>> Begin
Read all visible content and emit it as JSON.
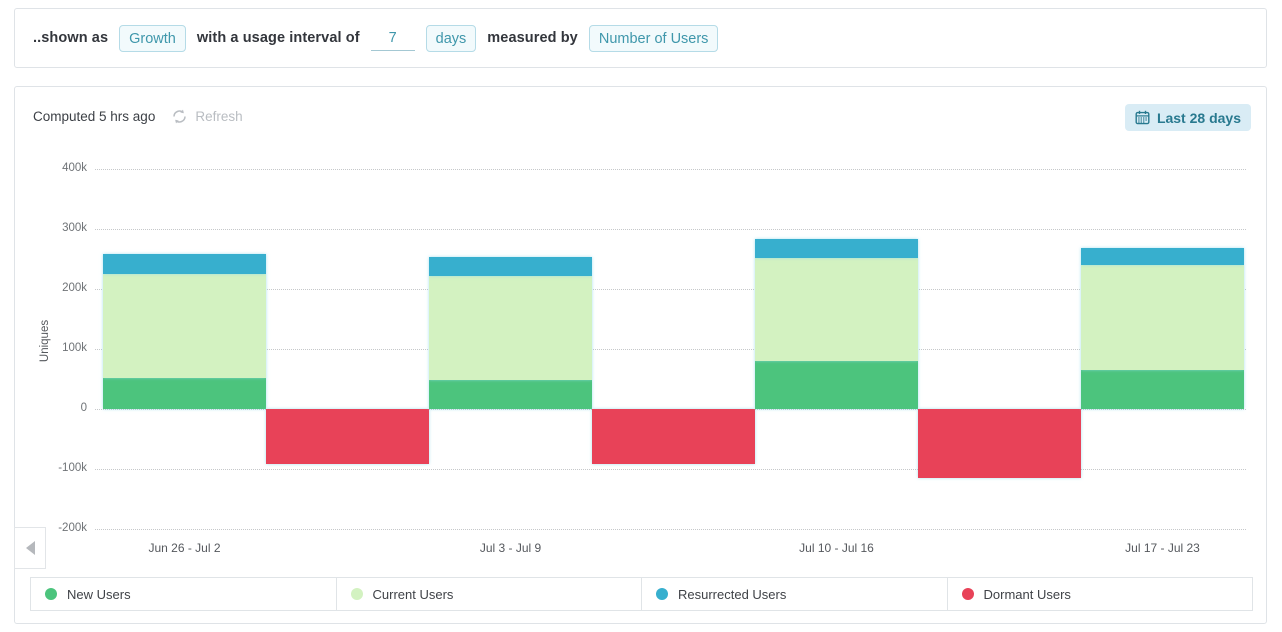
{
  "filter_bar": {
    "prefix": "..shown as",
    "shown_as_button": "Growth",
    "interval_text": "with a usage interval of",
    "interval_value": "7",
    "interval_unit_button": "days",
    "measured_by_text": "measured by",
    "metric_button": "Number of Users"
  },
  "panel": {
    "computed_text": "Computed 5 hrs ago",
    "refresh_label": "Refresh",
    "date_range_label": "Last 28 days"
  },
  "chart_data": {
    "type": "bar",
    "stacked": true,
    "ylabel": "Uniques",
    "categories": [
      "Jun 26 - Jul 2",
      "Jul 3 - Jul 9",
      "Jul 10 - Jul 16",
      "Jul 17 - Jul 23"
    ],
    "series": [
      {
        "name": "New Users",
        "color": "#4cc47d",
        "values": [
          52000,
          48000,
          80000,
          65000
        ]
      },
      {
        "name": "Current Users",
        "color": "#d3f2c1",
        "values": [
          173000,
          173000,
          172000,
          175000
        ]
      },
      {
        "name": "Resurrected Users",
        "color": "#37afce",
        "values": [
          33000,
          33000,
          32000,
          28000
        ]
      },
      {
        "name": "Dormant Users",
        "color": "#e84258",
        "values": [
          -92000,
          -92000,
          -115000,
          null
        ]
      }
    ],
    "yticks": [
      400000,
      300000,
      200000,
      100000,
      0,
      -100000,
      -200000
    ],
    "ytick_labels": [
      "400k",
      "300k",
      "200k",
      "100k",
      "0",
      "-100k",
      "-200k"
    ],
    "ylim": [
      -200000,
      400000
    ],
    "grid": "dotted horizontal",
    "legend_position": "bottom",
    "layout_hint": "dormant bar of each period is drawn in the half-slot immediately right of that period's positive stack"
  },
  "colors": {
    "accent_teal": "#3f97ab",
    "pill_border": "#b5dbe7",
    "pill_bg": "#f2fafc",
    "date_btn_bg": "#d9ecf5",
    "date_btn_text": "#28798f"
  }
}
>> End
- DESCRIPTION OF THE TASK: Locate all lines holding the word "name", then copy them out.

- TASK OUTPUT:
        "name": "New Users",
        "name": "Current Users",
        "name": "Resurrected Users",
        "name": "Dormant Users",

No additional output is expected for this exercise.